What the exercise asks: Output every line exactly as written. Leave out pictures.

------ Task input ------

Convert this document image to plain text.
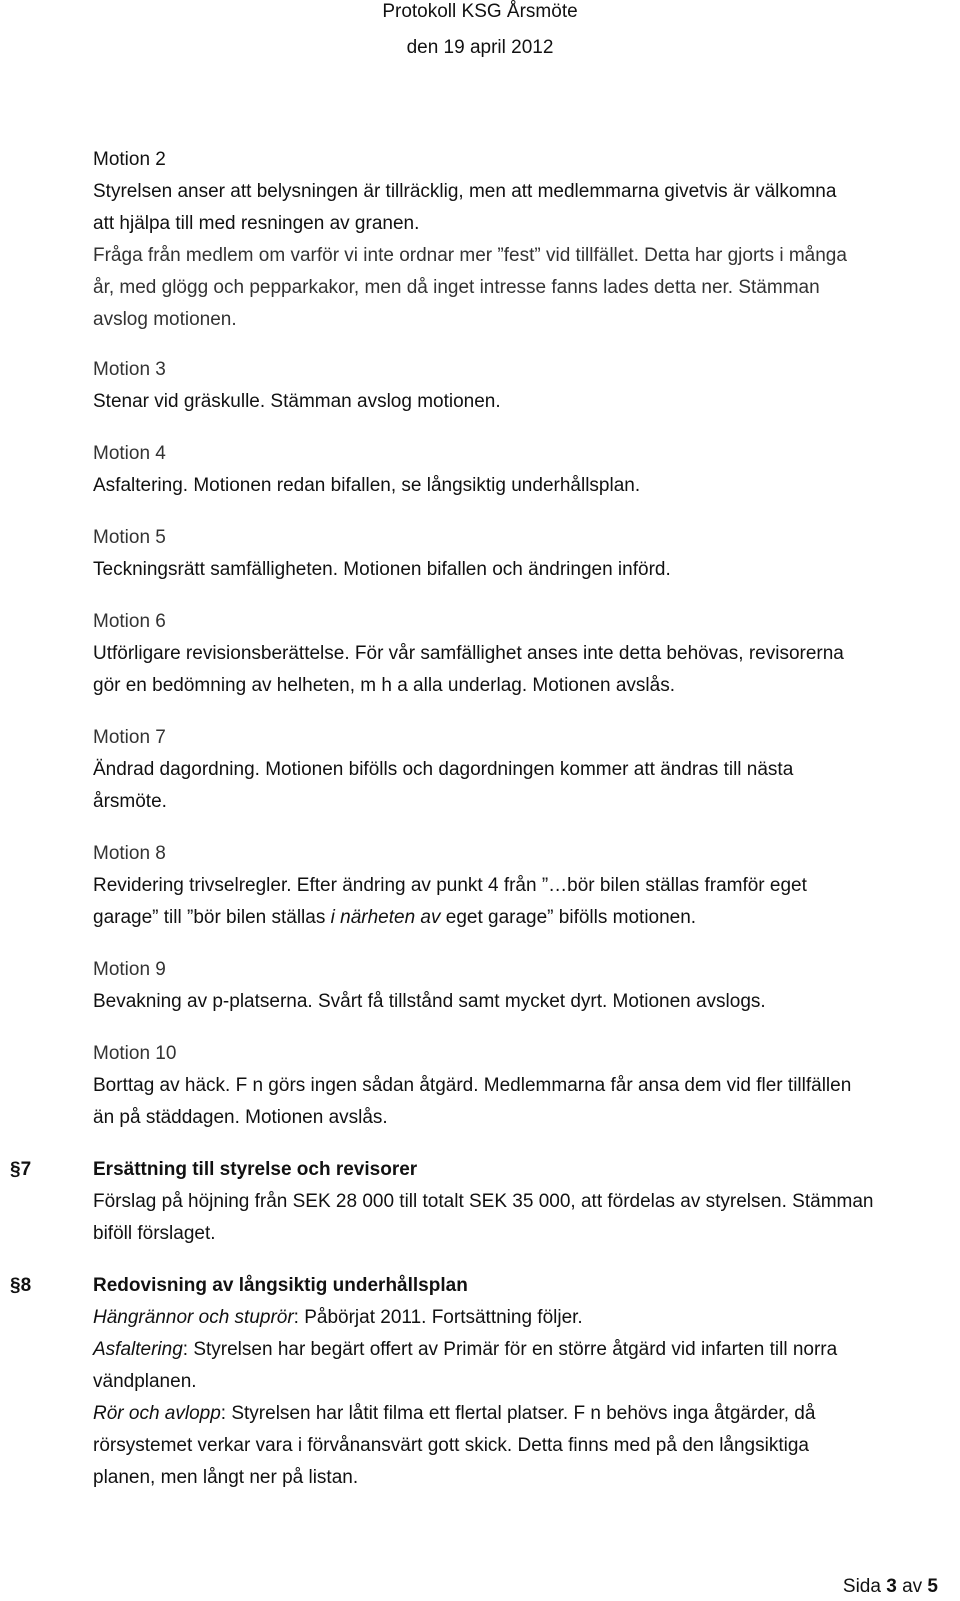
Protokoll KSG Årsmöte
den 19 april 2012
Motion 2
Styrelsen anser att belysningen är tillräcklig, men att medlemmarna givetvis är välkomna
att hjälpa till med resningen av granen.
Fråga från medlem om varför vi inte ordnar mer ”fest” vid tillfället. Detta har gjorts i många
år, med glögg och pepparkakor, men då inget intresse fanns lades detta ner. Stämman
avslog motionen.
Motion 3
Stenar vid gräskulle. Stämman avslog motionen.
Motion 4
Asfaltering. Motionen redan bifallen, se långsiktig underhållsplan.
Motion 5
Teckningsrätt samfälligheten. Motionen bifallen och ändringen införd.
Motion 6
Utförligare revisionsberättelse. För vår samfällighet anses inte detta behövas, revisorerna
gör en bedömning av helheten, m h a alla underlag. Motionen avslås.
Motion 7
Ändrad dagordning. Motionen bifölls och dagordningen kommer att ändras till nästa
årsmöte.
Motion 8
Revidering trivselregler. Efter ändring av punkt 4 från ”…bör bilen ställas framför eget
garage” till ”bör bilen ställas i närheten av eget garage” bifölls motionen.
Motion 9
Bevakning av p-platserna. Svårt få tillstånd samt mycket dyrt. Motionen avslogs.
Motion 10
Borttag av häck. F n görs ingen sådan åtgärd. Medlemmarna får ansa dem vid fler tillfällen
än på städdagen. Motionen avslås.
§7	Ersättning till styrelse och revisorer
Förslag på höjning från SEK 28 000 till totalt SEK 35 000, att fördelas av styrelsen. Stämman
biföll förslaget.
§8	Redovisning av långsiktig underhållsplan
Hängrännor och stuprör: Påbörjat 2011. Fortsättning följer.
Asfaltering: Styrelsen har begärt offert av Primär för en större åtgärd vid infarten till norra
vändplanen.
Rör och avlopp: Styrelsen har låtit filma ett flertal platser. F n behövs inga åtgärder, då
rörsystemet verkar vara i förvånansvärt gott skick. Detta finns med på den långsiktiga
planen, men långt ner på listan.
Sida 3 av 5
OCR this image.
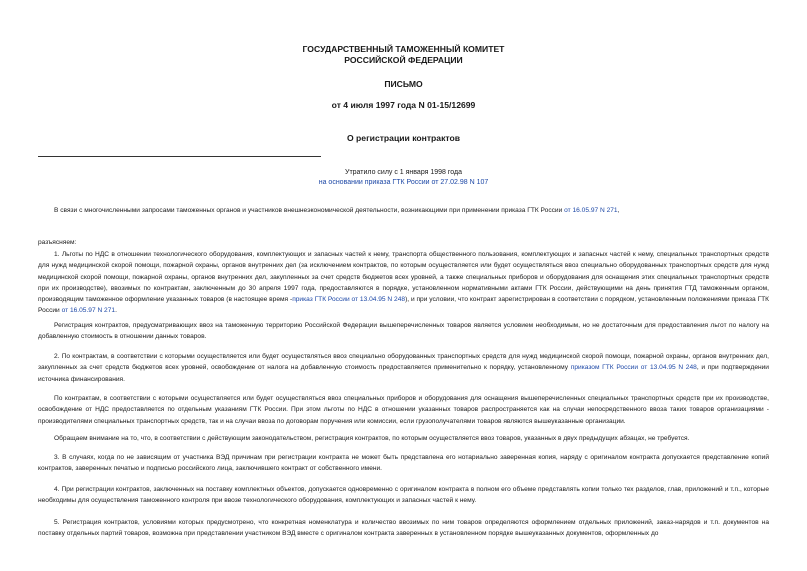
ГОСУДАРСТВЕННЫЙ ТАМОЖЕННЫЙ КОМИТЕТ
РОССИЙСКОЙ ФЕДЕРАЦИИ
ПИСЬМО
от 4 июля 1997 года N 01-15/12699
О регистрации контрактов
Утратило силу с 1 января 1998 года
на основании приказа ГТК России от 27.02.98 N 107
В связи с многочисленными запросами таможенных органов и участников внешнеэкономической деятельности, возникающими при применении приказа ГТК России от 16.05.97 N 271,
разъясняем:
1. Льготы по НДС в отношении технологического оборудования, комплектующих и запасных частей к нему, транспорта общественного пользования, комплектующих и запасных частей к нему, специальных транспортных средств для нужд медицинской скорой помощи, пожарной охраны, органов внутренних дел (за исключением контрактов, по которым осуществляется или будет осуществляться ввоз специально оборудованных транспортных средств для нужд медицинской скорой помощи, пожарной охраны, органов внутренних дел, закупленных за счет средств бюджетов всех уровней, а также специальных приборов и оборудования для оснащения этих специальных транспортных средств при их производстве), ввозимых по контрактам, заключенным до 30 апреля 1997 года, предоставляются в порядке, установленном нормативными актами ГТК России, действующими на день принятия ГТД таможенным органом, производящим таможенное оформление указанных товаров (в настоящее время -приказ ГТК России от 13.04.95 N 248), и при условии, что контракт зарегистрирован в соответствии с порядком, установленным положениями приказа ГТК России от 16.05.97 N 271.
Регистрация контрактов, предусматривающих ввоз на таможенную территорию Российской Федерации вышеперечисленных товаров является условием необходимым, но не достаточным для предоставления льгот по налогу на добавленную стоимость в отношении данных товаров.
2. По контрактам, в соответствии с которыми осуществляется или будет осуществляться ввоз специально оборудованных транспортных средств для нужд медицинской скорой помощи, пожарной охраны, органов внутренних дел, закупленных за счет средств бюджетов всех уровней, освобождение от налога на добавленную стоимость предоставляется применительно к порядку, установленному приказом ГТК России от 13.04.95 N 248, и при подтверждении источника финансирования.
По контрактам, в соответствии с которыми осуществляется или будет осуществляться ввоз специальных приборов и оборудования для оснащения вышеперечисленных специальных транспортных средств при их производстве, освобождение от НДС предоставляется по отдельным указаниям ГТК России. При этом льготы по НДС в отношении указанных товаров распространяется как на случаи непосредственного ввоза таких товаров организациями - производителями специальных транспортных средств, так и на случаи ввоза по договорам поручения или комиссии, если грузополучателями товаров являются вышеуказанные организации.
Обращаем внимание на то, что, в соответствии с действующим законодательством, регистрация контрактов, по которым осуществляется ввоз товаров, указанных в двух предыдущих абзацах, не требуется.
3. В случаях, когда по не зависящим от участника ВЭД причинам при регистрации контракта не может быть представлена его нотариально заверенная копия, наряду с оригиналом контракта допускается представление копий контрактов, заверенных печатью и подписью российского лица, заключившего контракт от собственного имени.
4. При регистрации контрактов, заключенных на поставку комплектных объектов, допускается одновременно с оригиналом контракта в полном его объеме представлять копии только тех разделов, глав, приложений и т.п., которые необходимы для осуществления таможенного контроля при ввозе технологического оборудования, комплектующих и запасных частей к нему.
5. Регистрация контрактов, условиями которых предусмотрено, что конкретная номенклатура и количество ввозимых по ним товаров определяются оформлением отдельных приложений, заказ-нарядов и т.п. документов на поставку отдельных партий товаров, возможна при представлении участником ВЭД вместе с оригиналом контракта заверенных в установленном порядке вышеуказанных документов, оформленных до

------

Written response:
Convert this document image to plain text.
Protokoll KSG Årsmöte
den 19 april 2012
Motion 2
Styrelsen anser att belysningen är tillräcklig, men att medlemmarna givetvis är välkomna
att hjälpa till med resningen av granen.
Fråga från medlem om varför vi inte ordnar mer ”fest” vid tillfället. Detta har gjorts i många
år, med glögg och pepparkakor, men då inget intresse fanns lades detta ner. Stämman
avslog motionen.
Motion 3
Stenar vid gräskulle. Stämman avslog motionen.
Motion 4
Asfaltering. Motionen redan bifallen, se långsiktig underhållsplan.
Motion 5
Teckningsrätt samfälligheten. Motionen bifallen och ändringen införd.
Motion 6
Utförligare revisionsberättelse. För vår samfällighet anses inte detta behövas, revisorerna
gör en bedömning av helheten, m h a alla underlag. Motionen avslås.
Motion 7
Ändrad dagordning. Motionen bifölls och dagordningen kommer att ändras till nästa
årsmöte.
Motion 8
Revidering trivselregler. Efter ändring av punkt 4 från ”…bör bilen ställas framför eget
garage” till ”bör bilen ställas i närheten av eget garage” bifölls motionen.
Motion 9
Bevakning av p-platserna. Svårt få tillstånd samt mycket dyrt. Motionen avslogs.
Motion 10
Borttag av häck. F n görs ingen sådan åtgärd. Medlemmarna får ansa dem vid fler tillfällen
än på städdagen. Motionen avslås.
§7	Ersättning till styrelse och revisorer
Förslag på höjning från SEK 28 000 till totalt SEK 35 000, att fördelas av styrelsen. Stämman
biföll förslaget.
§8	Redovisning av långsiktig underhållsplan
Hängrännor och stuprör: Påbörjat 2011. Fortsättning följer.
Asfaltering: Styrelsen har begärt offert av Primär för en större åtgärd vid infarten till norra
vändplanen.
Rör och avlopp: Styrelsen har låtit filma ett flertal platser. F n behövs inga åtgärder, då
rörsystemet verkar vara i förvånansvärt gott skick. Detta finns med på den långsiktiga
planen, men långt ner på listan.
Sida 3 av 5
OCR this image.
ГОСУДАРСТВЕННЫЙ ТАМОЖЕННЫЙ КОМИТЕТ
РОССИЙСКОЙ ФЕДЕРАЦИИ
ПИСЬМО
от 4 июля 1997 года N 01-15/12699
О регистрации контрактов
Утратило силу с 1 января 1998 года
на основании приказа ГТК России от 27.02.98 N 107
В связи с многочисленными запросами таможенных органов и участников внешнеэкономической деятельности, возникающими при применении приказа ГТК России от 16.05.97 N 271,
разъясняем:
1. Льготы по НДС в отношении технологического оборудования, комплектующих и запасных частей к нему, транспорта общественного пользования, комплектующих и запасных частей к нему, специальных транспортных средств для нужд медицинской скорой помощи, пожарной охраны, органов внутренних дел (за исключением контрактов, по которым осуществляется или будет осуществляться ввоз специально оборудованных транспортных средств для нужд медицинской скорой помощи, пожарной охраны, органов внутренних дел, закупленных за счет средств бюджетов всех уровней, а также специальных приборов и оборудования для оснащения этих специальных транспортных средств при их производстве), ввозимых по контрактам, заключенным до 30 апреля 1997 года, предоставляются в порядке, установленном нормативными актами ГТК России, действующими на день принятия ГТД таможенным органом, производящим таможенное оформление указанных товаров (в настоящее время -приказ ГТК России от 13.04.95 N 248), и при условии, что контракт зарегистрирован в соответствии с порядком, установленным положениями приказа ГТК России от 16.05.97 N 271.
Регистрация контрактов, предусматривающих ввоз на таможенную территорию Российской Федерации вышеперечисленных товаров является условием необходимым, но не достаточным для предоставления льгот по налогу на добавленную стоимость в отношении данных товаров.
2. По контрактам, в соответствии с которыми осуществляется или будет осуществляться ввоз специально оборудованных транспортных средств для нужд медицинской скорой помощи, пожарной охраны, органов внутренних дел, закупленных за счет средств бюджетов всех уровней, освобождение от налога на добавленную стоимость предоставляется применительно к порядку, установленному приказом ГТК России от 13.04.95 N 248, и при подтверждении источника финансирования.
По контрактам, в соответствии с которыми осуществляется или будет осуществляться ввоз специальных приборов и оборудования для оснащения вышеперечисленных специальных транспортных средств при их производстве, освобождение от НДС предоставляется по отдельным указаниям ГТК России. При этом льготы по НДС в отношении указанных товаров распространяется как на случаи непосредственного ввоза таких товаров организациями - производителями специальных транспортных средств, так и на случаи ввоза по договорам поручения или комиссии, если грузополучателями товаров являются вышеуказанные организации.
Обращаем внимание на то, что, в соответствии с действующим законодательством, регистрация контрактов, по которым осуществляется ввоз товаров, указанных в двух предыдущих абзацах, не требуется.
3. В случаях, когда по не зависящим от участника ВЭД причинам при регистрации контракта не может быть представлена его нотариально заверенная копия, наряду с оригиналом контракта допускается представление копий контрактов, заверенных печатью и подписью российского лица, заключившего контракт от собственного имени.
4. При регистрации контрактов, заключенных на поставку комплектных объектов, допускается одновременно с оригиналом контракта в полном его объеме представлять копии только тех разделов, глав, приложений и т.п., которые необходимы для осуществления таможенного контроля при ввозе технологического оборудования, комплектующих и запасных частей к нему.
5. Регистрация контрактов, условиями которых предусмотрено, что конкретная номенклатура и количество ввозимых по ним товаров определяются оформлением отдельных приложений, заказ-нарядов и т.п. документов на поставку отдельных партий товаров, возможна при представлении участником ВЭД вместе с оригиналом контракта заверенных в установленном порядке вышеуказанных документов, оформленных до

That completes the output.